── SUPPLIED MATERIAL

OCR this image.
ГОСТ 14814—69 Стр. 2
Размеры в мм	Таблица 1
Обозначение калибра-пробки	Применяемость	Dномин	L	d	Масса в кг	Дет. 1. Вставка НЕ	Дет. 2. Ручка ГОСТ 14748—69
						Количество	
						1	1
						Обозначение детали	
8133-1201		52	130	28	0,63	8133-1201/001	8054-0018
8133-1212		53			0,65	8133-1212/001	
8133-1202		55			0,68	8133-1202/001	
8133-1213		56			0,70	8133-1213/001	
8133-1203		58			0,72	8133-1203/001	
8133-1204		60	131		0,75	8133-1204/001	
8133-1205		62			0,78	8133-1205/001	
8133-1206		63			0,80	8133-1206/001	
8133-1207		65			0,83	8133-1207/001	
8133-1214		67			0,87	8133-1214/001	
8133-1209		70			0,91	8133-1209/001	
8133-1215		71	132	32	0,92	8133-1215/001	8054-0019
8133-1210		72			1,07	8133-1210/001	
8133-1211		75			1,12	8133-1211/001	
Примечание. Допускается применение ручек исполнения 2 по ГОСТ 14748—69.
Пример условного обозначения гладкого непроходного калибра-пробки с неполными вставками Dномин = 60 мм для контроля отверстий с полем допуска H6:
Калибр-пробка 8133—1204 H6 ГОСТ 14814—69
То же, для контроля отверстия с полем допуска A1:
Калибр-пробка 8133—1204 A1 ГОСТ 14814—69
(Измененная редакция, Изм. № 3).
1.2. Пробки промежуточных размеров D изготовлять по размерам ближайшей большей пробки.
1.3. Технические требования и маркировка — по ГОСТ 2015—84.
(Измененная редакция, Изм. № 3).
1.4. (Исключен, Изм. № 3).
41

────

THE PROBLEM
Locate all lines in the listing above with the word "Обозначение". Copy them.

SOLUTION BELOW
Обозначение калибра-пробки	Применяемость	Dномин	L	d	Масса в кг	Дет. 1. Вставка НЕ	Дет. 2. Ручка ГОСТ 14748—69
						Обозначение детали	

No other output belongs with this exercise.